DIRECTIONS: Report every line below that holds the word "page".

EXTRACTED ENTRIES:
------------------------------------------------

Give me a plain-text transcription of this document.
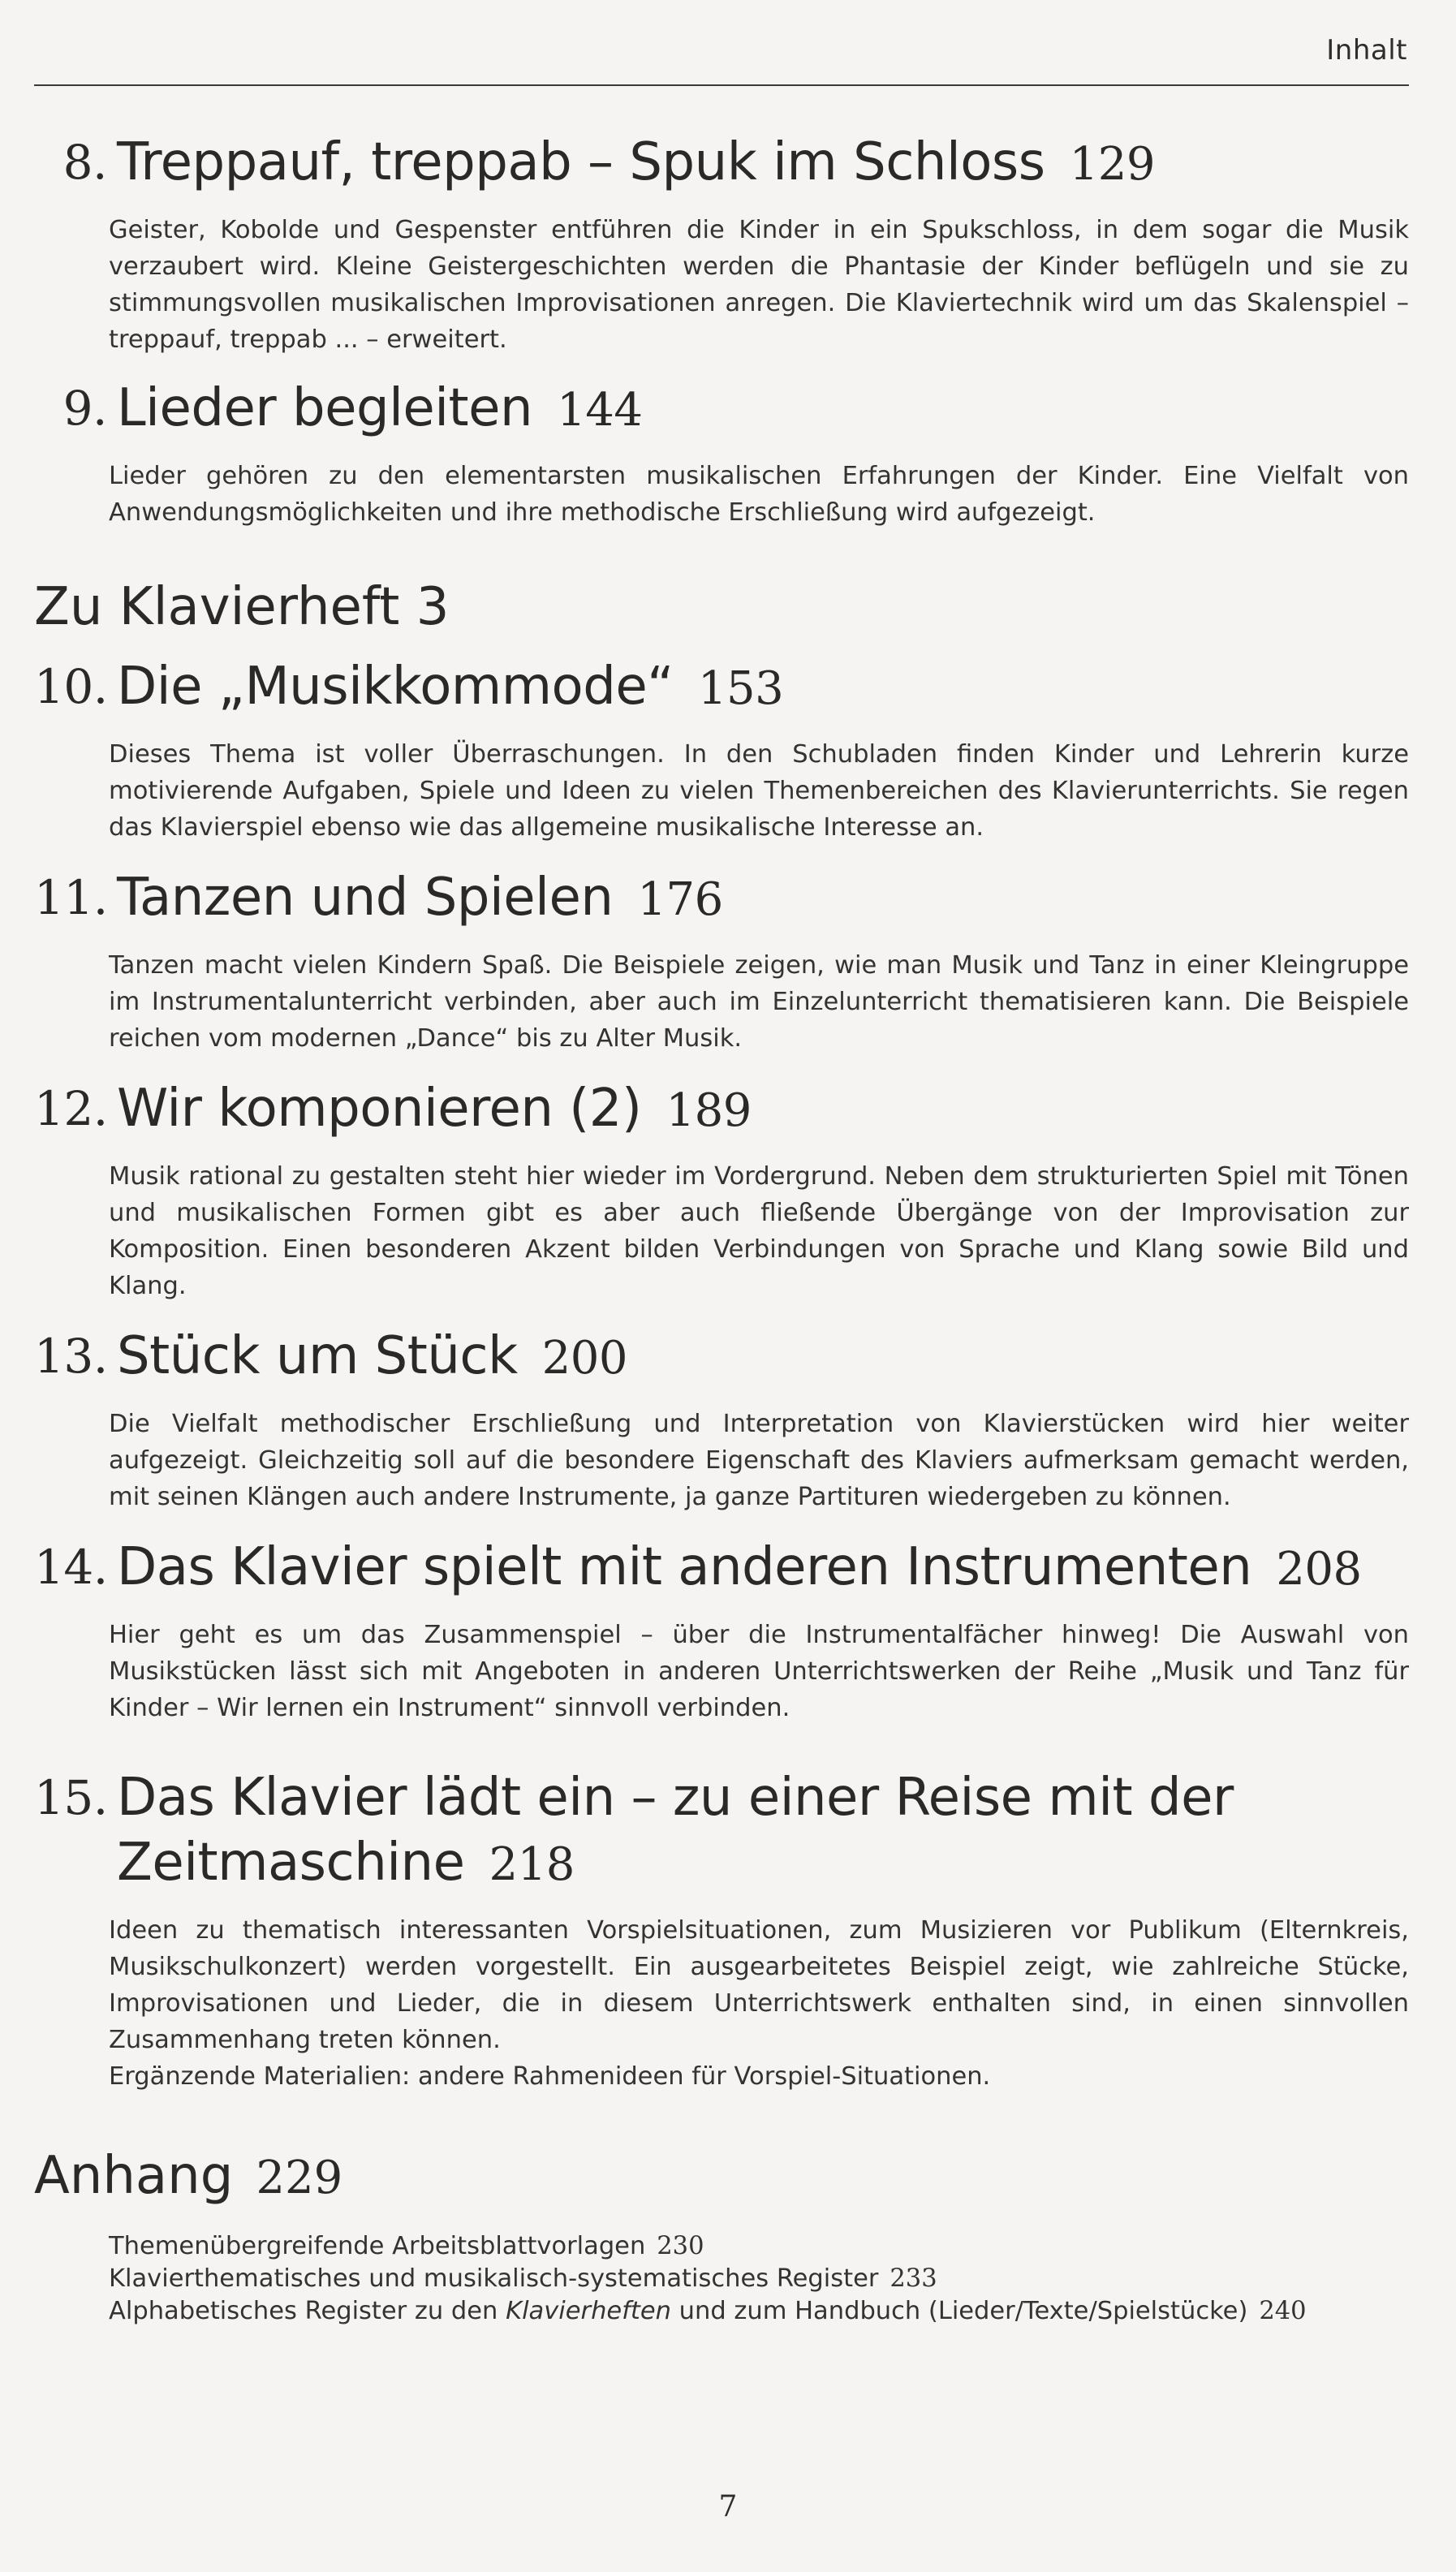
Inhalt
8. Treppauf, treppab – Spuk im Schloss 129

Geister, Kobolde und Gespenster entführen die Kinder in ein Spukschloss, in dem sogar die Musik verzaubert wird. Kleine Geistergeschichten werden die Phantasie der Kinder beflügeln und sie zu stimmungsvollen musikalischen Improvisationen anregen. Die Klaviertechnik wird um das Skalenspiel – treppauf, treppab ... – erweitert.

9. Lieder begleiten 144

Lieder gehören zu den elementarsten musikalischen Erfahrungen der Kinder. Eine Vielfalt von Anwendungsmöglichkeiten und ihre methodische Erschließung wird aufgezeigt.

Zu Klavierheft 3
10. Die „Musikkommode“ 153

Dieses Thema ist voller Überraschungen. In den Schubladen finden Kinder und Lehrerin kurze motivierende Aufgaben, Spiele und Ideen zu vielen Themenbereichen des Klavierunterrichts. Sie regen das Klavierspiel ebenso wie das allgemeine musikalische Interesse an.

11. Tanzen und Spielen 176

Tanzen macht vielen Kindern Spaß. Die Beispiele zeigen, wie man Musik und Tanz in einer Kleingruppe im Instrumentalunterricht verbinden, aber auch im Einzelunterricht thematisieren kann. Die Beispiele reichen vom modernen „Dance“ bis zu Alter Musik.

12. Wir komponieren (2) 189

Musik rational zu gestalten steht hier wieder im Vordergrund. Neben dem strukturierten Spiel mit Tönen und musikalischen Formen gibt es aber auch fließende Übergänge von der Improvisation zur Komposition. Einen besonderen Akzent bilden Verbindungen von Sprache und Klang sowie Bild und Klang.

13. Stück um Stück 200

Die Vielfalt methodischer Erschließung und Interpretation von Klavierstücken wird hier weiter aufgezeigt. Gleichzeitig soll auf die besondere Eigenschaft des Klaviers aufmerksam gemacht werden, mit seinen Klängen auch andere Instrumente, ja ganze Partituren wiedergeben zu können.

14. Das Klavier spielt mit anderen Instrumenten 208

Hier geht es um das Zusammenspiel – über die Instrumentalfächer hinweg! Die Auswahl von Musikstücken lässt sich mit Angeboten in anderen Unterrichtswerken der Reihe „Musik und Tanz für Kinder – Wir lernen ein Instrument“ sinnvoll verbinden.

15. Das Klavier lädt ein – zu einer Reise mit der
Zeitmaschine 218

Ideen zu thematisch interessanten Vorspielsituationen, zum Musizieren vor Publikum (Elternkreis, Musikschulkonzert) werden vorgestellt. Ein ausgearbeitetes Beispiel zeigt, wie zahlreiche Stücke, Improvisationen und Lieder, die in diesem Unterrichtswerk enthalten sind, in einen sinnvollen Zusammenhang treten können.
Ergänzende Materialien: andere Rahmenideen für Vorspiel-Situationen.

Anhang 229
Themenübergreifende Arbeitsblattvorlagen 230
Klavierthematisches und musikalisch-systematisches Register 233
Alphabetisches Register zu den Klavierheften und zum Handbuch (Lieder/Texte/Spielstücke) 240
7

------------------------------------------------

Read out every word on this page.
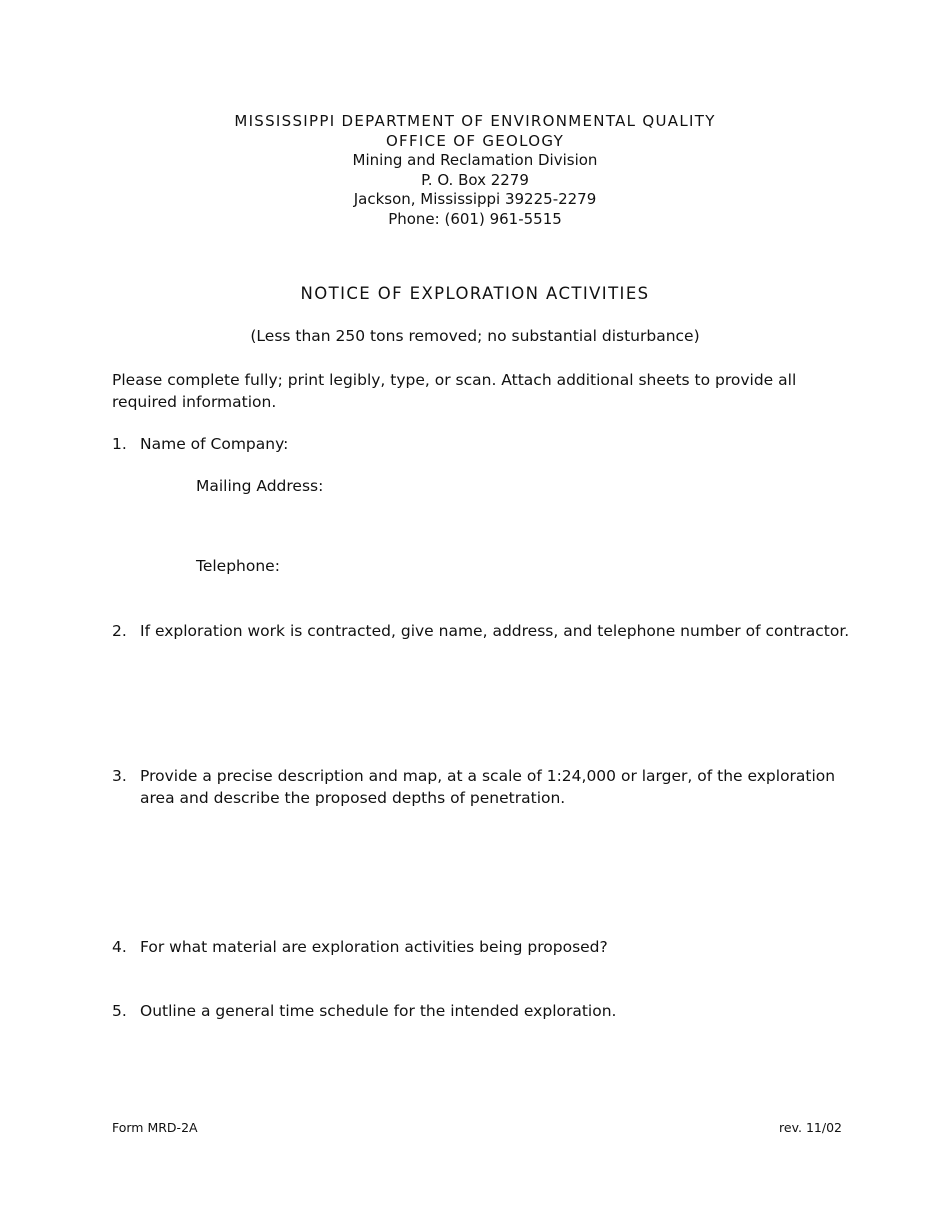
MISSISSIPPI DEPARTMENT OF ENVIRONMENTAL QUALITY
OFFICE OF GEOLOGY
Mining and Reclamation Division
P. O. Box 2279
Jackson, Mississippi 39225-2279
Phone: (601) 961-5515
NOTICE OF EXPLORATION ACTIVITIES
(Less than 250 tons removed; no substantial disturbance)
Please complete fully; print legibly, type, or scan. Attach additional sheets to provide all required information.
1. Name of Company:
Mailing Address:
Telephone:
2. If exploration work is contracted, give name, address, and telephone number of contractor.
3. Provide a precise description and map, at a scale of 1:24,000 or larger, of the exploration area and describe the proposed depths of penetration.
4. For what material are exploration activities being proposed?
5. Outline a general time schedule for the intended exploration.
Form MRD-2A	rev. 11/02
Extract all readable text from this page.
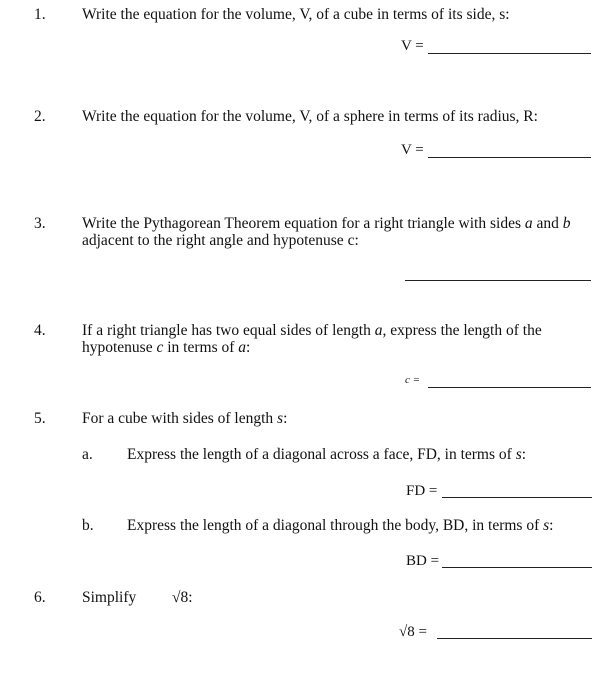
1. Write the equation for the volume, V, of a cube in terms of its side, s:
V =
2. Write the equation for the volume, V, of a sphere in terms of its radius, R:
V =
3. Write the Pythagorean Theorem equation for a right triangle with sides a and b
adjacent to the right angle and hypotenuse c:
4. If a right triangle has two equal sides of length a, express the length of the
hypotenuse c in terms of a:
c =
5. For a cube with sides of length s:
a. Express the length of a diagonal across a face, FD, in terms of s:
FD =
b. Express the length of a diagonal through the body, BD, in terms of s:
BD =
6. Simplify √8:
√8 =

------------------------------------------------

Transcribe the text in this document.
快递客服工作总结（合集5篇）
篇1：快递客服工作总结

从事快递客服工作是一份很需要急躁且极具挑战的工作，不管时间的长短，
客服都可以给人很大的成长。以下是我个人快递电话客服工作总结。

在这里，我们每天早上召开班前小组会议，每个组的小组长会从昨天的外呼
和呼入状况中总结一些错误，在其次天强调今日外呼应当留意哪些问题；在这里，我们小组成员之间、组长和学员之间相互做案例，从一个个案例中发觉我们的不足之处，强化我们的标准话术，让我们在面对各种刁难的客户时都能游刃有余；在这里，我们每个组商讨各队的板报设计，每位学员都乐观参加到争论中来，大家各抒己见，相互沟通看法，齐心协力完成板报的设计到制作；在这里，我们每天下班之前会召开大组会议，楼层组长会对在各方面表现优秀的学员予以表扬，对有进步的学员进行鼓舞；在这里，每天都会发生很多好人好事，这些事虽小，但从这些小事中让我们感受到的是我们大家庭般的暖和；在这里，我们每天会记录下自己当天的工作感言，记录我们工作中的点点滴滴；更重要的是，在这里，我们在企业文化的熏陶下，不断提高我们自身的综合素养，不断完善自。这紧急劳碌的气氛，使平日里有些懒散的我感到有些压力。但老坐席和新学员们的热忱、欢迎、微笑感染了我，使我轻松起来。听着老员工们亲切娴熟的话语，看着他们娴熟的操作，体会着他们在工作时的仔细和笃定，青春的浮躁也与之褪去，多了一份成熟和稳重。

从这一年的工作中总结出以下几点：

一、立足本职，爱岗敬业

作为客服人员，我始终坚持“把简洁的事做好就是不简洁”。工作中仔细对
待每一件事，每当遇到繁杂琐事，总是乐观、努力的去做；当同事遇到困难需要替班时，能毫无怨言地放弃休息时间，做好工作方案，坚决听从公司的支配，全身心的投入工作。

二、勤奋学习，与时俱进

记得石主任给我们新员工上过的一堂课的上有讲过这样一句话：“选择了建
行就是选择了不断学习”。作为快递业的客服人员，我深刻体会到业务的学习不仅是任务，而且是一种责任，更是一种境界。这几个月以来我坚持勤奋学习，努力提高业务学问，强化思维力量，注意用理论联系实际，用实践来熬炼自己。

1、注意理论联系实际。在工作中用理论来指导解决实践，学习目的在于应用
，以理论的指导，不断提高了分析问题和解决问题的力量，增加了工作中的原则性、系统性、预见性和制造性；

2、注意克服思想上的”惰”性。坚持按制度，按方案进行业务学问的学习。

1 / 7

------------------------------------------------

ANSWER IN FULL:
Read out every word on this page.
Extract all readable text from this page.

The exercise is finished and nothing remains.